Problem A - In the article on Robert Khayat, rewrite the part between "By By Buddy" and "as a placekicker.", inclusive, putting "kicker" in place of "placekicker".
Problem B - According to the article on Robert Khayat, in what year did he earn his law degree?

Given text -
Khayat suits up for toughest challenge

By By Buddy Bynum / editor
Jan. 19, 2003
Seven years before the first Super Bowl, the 1960 College All-Stars suited up against the National Football League champions. That year it was the Baltimore Colts.
One of the outstanding college players on the field was Robert Conrad Khayat, a standout in two sports during the glory days of Ole Miss athletics. He played tackle and guard on Coach Johnny Vaught's best teams, but excelled as a placekicker.
Khayat had been signed by the Washington Redskins as a placekicker and was anxious to prove he had what it took to win against the best players in a most competitive sport.
Khayat remembers lining up against a Colt named Eugene Johnson, a 6-foot, 8-inch lineman who weighed about 315 pounds in the days when a player of that size was still fairly unusual. Khayat played at about 6-foot, 2-inches and 215 pounds.
As he faced Johnson, who sported a bushy beard that gave him a mean, larger than life appearance, Khayat said the NFL veteran looked down at him and asked in a quiet voice designed to intimidate, "Boy, does your mama know where you are?"
The Colts won the game, 32-to-7. But Robert Khayat not only survived, he went on to a sterling career with the Redskins, where he was a scoring star. He was selected to the 1961 Pro Bowl and, despite a series of surgeries that periodically sidelined him, Khayat completed his career with Washington.
Part of the story
But athletics were only a part of Robert Khayat's life. He was also an Academic All-American who pursued his law degree at the Ole Miss Law School while playing in the NFL. He finished third in his class and earned his law degree in 1966. He was a Municipal Court judge in his hometown of Moss Point and, later, a law professor at the Ole Miss Law School. He earned his master's of law degree from Yale Law School on a prestigious Sterling Fellowship.

Given entries -
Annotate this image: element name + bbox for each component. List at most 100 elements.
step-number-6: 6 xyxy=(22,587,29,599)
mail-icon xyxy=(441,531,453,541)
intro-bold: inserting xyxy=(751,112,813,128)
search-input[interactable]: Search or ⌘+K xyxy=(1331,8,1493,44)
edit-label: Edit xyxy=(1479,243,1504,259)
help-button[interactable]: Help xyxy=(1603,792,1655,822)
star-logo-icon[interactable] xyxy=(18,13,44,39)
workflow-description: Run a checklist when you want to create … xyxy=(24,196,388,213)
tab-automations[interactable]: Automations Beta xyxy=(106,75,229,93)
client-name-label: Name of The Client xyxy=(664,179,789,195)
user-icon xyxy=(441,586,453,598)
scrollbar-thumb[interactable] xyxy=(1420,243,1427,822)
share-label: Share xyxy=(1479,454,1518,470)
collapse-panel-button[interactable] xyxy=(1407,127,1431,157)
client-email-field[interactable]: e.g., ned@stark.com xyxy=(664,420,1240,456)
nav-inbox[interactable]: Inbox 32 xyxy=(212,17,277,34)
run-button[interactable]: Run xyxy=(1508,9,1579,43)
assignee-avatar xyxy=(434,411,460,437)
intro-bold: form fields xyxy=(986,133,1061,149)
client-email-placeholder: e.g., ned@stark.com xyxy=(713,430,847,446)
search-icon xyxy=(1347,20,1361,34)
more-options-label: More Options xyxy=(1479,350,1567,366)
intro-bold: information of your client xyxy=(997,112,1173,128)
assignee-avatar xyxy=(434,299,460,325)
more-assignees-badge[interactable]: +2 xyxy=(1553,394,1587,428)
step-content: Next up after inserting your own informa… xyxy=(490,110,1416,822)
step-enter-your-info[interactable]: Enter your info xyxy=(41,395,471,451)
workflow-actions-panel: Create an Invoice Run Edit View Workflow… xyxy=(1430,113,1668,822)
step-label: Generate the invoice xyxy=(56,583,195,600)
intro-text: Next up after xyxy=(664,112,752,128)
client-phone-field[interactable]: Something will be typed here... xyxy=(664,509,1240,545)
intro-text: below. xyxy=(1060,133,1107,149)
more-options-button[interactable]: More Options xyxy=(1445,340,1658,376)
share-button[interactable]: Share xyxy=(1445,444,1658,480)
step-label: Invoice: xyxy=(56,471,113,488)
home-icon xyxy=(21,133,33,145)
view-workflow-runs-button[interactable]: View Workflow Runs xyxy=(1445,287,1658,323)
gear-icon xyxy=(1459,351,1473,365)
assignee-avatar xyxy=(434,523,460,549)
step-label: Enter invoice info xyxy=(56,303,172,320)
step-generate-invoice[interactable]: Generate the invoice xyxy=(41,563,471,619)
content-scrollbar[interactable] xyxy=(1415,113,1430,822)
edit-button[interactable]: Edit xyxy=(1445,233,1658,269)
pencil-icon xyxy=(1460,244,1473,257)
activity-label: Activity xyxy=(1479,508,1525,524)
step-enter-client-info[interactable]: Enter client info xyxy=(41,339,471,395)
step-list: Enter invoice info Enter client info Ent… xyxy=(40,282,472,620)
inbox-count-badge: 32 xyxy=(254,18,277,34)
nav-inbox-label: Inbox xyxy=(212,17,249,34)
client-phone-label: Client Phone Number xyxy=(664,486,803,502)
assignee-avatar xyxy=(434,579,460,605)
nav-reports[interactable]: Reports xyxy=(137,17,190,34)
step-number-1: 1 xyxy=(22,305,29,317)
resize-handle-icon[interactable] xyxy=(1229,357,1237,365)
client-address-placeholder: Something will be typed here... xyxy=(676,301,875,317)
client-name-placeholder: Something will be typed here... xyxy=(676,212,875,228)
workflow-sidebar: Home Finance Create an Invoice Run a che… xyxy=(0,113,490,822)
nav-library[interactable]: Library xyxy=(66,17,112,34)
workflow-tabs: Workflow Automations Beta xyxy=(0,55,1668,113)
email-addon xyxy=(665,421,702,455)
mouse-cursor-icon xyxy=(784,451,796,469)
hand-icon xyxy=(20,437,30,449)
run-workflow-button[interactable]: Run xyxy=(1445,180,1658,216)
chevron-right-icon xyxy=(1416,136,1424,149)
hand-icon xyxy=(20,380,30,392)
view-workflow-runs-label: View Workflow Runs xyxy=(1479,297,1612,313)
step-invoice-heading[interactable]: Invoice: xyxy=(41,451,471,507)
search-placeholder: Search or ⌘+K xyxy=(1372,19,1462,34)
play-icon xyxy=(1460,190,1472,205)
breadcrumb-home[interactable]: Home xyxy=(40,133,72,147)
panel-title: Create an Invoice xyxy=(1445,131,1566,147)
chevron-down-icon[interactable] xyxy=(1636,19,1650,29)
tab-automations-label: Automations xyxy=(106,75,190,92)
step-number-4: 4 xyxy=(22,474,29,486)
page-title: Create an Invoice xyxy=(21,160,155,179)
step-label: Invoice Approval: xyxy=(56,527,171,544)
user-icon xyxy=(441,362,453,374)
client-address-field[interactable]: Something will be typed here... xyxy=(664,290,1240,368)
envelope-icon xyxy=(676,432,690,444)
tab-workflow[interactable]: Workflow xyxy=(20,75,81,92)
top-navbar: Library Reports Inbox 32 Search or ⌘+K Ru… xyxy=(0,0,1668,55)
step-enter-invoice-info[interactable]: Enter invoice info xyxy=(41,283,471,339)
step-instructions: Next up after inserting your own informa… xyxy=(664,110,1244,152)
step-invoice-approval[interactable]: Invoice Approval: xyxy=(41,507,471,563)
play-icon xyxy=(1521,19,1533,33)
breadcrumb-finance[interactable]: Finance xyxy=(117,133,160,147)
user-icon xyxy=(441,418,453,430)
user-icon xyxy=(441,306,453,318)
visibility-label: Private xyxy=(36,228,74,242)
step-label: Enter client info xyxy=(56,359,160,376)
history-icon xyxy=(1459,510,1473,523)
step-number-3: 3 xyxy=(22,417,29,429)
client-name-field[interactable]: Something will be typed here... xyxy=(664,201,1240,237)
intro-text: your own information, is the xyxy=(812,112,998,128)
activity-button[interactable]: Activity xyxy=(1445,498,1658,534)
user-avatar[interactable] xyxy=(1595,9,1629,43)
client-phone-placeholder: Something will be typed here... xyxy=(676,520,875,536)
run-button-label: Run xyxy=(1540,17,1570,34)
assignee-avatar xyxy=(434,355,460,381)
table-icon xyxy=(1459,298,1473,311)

Solution A -
By By Buddy Bynum / editor
Jan. 19, 2003
Seven years before the first Super Bowl, the 1960 College All-Stars suited up against the National Football League champions. That year it was the Baltimore Colts.
One of the outstanding college players on the field was Robert Conrad Khayat, a standout in two sports during the glory days of Ole Miss athletics. He played tackle and guard on Coach Johnny Vaught's best teams, but excelled as a kicker.

Solution B - 1966